Goal
Below is the data. Give it again, complete and exact.

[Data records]
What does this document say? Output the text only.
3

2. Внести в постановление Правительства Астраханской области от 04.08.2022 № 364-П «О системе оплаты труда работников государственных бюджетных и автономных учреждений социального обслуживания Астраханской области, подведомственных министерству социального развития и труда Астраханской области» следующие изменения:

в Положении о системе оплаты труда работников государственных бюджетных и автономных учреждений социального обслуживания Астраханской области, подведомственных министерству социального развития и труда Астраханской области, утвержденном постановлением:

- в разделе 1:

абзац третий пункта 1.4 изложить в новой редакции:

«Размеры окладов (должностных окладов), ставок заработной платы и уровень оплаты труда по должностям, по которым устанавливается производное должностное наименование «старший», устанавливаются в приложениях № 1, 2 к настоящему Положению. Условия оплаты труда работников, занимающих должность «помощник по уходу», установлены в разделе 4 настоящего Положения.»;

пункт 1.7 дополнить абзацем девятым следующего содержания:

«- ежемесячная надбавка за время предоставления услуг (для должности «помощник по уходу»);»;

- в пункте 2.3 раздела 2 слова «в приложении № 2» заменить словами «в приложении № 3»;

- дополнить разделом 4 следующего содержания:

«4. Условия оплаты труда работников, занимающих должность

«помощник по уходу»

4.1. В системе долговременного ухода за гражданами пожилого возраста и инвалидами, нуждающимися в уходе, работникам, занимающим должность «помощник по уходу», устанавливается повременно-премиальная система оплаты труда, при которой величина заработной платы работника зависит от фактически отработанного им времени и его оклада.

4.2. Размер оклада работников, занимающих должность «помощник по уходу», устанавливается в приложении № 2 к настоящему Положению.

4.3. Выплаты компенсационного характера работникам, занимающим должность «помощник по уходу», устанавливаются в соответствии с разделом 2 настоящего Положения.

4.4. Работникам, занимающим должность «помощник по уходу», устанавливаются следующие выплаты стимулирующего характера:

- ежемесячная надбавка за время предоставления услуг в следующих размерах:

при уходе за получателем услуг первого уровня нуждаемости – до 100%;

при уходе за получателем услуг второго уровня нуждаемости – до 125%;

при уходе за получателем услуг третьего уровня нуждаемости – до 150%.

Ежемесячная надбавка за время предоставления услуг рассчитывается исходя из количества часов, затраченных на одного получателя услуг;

Correct output
What does this document say? Output the text only.
3

2. Внести в постановление Правительства Астраханской области от 04.08.2022 № 364-П «О системе оплаты труда работников государственных бюджетных и автономных учреждений социального обслуживания Астраханской области, подведомственных министерству социального развития и труда Астраханской области» следующие изменения:

в Положении о системе оплаты труда работников государственных бюджетных и автономных учреждений социального обслуживания Астраханской области, подведомственных министерству социального развития и труда Астраханской области, утвержденном постановлением:

- в разделе 1:

абзац третий пункта 1.4 изложить в новой редакции:

«Размеры окладов (должностных окладов), ставок заработной платы и уровень оплаты труда по должностям, по которым устанавливается производное должностное наименование «старший», устанавливаются в приложениях № 1, 2 к настоящему Положению. Условия оплаты труда работников, занимающих должность «помощник по уходу», установлены в разделе 4 настоящего Положения.»;

пункт 1.7 дополнить абзацем девятым следующего содержания:

«- ежемесячная надбавка за время предоставления услуг (для должности «помощник по уходу»);»;

- в пункте 2.3 раздела 2 слова «в приложении № 2» заменить словами «в приложении № 3»;

- дополнить разделом 4 следующего содержания:

«4. Условия оплаты труда работников, занимающих должность

«помощник по уходу»

4.1. В системе долговременного ухода за гражданами пожилого возраста и инвалидами, нуждающимися в уходе, работникам, занимающим должность «помощник по уходу», устанавливается повременно-премиальная система оплаты труда, при которой величина заработной платы работника зависит от фактически отработанного им времени и его оклада.

4.2. Размер оклада работников, занимающих должность «помощник по уходу», устанавливается в приложении № 2 к настоящему Положению.

4.3. Выплаты компенсационного характера работникам, занимающим должность «помощник по уходу», устанавливаются в соответствии с разделом 2 настоящего Положения.

4.4. Работникам, занимающим должность «помощник по уходу», устанавливаются следующие выплаты стимулирующего характера:

- ежемесячная надбавка за время предоставления услуг в следующих размерах:

при уходе за получателем услуг первого уровня нуждаемости – до 100%;

при уходе за получателем услуг второго уровня нуждаемости – до 125%;

при уходе за получателем услуг третьего уровня нуждаемости – до 150%.

Ежемесячная надбавка за время предоставления услуг рассчитывается исходя из количества часов, затраченных на одного получателя услуг;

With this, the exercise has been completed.